_Objective:_
Copy the full set of lines exactly as given.
--
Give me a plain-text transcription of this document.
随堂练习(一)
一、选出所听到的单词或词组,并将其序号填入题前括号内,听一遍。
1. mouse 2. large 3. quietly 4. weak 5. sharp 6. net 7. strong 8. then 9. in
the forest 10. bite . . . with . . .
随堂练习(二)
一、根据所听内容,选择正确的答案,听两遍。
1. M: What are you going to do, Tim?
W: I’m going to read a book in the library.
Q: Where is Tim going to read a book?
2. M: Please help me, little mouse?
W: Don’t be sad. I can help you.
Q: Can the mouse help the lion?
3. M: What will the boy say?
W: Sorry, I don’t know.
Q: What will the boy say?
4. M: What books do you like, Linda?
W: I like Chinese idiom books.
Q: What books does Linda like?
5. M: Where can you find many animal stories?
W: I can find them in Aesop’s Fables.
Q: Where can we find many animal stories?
--
_Correct response:_
Give me a plain-text transcription of this document.
随堂练习(一)
一、选出所听到的单词或词组,并将其序号填入题前括号内,听一遍。
1. mouse 2. large 3. quietly 4. weak 5. sharp 6. net 7. strong 8. then 9. in
the forest 10. bite . . . with . . .
随堂练习(二)
一、根据所听内容,选择正确的答案,听两遍。
1. M: What are you going to do, Tim?
W: I’m going to read a book in the library.
Q: Where is Tim going to read a book?
2. M: Please help me, little mouse?
W: Don’t be sad. I can help you.
Q: Can the mouse help the lion?
3. M: What will the boy say?
W: Sorry, I don’t know.
Q: What will the boy say?
4. M: What books do you like, Linda?
W: I like Chinese idiom books.
Q: What books does Linda like?
5. M: Where can you find many animal stories?
W: I can find them in Aesop’s Fables.
Q: Where can we find many animal stories?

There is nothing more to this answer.